Items:
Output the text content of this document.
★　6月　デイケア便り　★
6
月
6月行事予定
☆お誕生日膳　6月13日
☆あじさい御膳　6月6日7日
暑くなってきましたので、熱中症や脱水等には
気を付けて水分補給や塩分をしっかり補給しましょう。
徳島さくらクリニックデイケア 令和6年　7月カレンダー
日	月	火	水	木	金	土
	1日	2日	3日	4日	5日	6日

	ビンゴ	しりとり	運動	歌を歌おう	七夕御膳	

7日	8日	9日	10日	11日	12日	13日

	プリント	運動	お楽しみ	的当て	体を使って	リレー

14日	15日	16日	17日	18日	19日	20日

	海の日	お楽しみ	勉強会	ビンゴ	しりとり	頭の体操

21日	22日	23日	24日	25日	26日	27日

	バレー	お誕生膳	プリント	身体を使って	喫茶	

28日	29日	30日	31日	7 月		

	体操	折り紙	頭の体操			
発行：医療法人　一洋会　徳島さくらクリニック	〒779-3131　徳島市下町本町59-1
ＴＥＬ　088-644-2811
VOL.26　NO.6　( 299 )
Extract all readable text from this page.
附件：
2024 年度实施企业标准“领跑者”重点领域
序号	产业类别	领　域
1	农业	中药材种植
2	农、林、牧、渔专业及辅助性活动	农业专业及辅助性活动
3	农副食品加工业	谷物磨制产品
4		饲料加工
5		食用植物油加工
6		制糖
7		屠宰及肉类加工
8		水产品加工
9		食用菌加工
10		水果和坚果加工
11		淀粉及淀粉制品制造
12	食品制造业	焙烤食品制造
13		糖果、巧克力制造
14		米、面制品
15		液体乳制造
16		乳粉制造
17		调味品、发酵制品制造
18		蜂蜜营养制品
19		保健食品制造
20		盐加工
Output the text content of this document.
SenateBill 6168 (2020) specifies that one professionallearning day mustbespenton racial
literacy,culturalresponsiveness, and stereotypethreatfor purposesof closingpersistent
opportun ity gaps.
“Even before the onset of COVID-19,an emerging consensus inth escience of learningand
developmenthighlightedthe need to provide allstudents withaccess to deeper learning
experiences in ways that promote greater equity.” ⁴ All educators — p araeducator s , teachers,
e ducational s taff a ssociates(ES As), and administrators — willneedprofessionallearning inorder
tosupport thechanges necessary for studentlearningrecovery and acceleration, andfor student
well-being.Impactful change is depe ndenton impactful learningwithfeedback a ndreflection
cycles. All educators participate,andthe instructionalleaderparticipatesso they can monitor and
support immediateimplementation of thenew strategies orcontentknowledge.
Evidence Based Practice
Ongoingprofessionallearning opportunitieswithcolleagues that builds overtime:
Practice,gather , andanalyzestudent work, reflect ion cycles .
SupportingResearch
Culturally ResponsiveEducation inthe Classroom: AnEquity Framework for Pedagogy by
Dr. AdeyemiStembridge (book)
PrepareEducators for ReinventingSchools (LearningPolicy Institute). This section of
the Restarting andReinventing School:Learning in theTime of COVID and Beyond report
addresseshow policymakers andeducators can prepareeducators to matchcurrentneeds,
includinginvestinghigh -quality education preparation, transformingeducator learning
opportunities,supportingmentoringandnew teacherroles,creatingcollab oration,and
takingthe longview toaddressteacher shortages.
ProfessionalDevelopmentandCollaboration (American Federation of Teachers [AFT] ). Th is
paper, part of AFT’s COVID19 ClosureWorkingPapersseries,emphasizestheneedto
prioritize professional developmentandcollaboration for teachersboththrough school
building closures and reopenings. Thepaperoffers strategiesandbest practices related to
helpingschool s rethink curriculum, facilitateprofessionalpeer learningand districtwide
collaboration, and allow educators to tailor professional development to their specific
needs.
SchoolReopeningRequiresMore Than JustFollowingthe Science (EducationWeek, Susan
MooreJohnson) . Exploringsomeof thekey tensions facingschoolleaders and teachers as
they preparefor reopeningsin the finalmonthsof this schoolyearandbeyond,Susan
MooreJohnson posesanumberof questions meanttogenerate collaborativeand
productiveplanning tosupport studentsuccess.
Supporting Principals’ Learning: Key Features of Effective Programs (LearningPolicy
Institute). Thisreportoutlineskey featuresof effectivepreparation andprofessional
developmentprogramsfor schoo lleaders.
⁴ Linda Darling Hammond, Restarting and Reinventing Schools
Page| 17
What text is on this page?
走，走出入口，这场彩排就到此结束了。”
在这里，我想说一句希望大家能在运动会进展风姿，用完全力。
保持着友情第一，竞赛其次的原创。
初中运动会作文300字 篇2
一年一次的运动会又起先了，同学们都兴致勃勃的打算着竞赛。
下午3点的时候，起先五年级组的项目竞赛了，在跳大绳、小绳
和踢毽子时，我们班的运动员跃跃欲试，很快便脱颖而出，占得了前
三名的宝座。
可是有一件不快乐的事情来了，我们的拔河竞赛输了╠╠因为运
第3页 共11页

Exercise objective:
Of the lines in the material above, state how many contain the string "learningand"; give no other text.

Task response:
2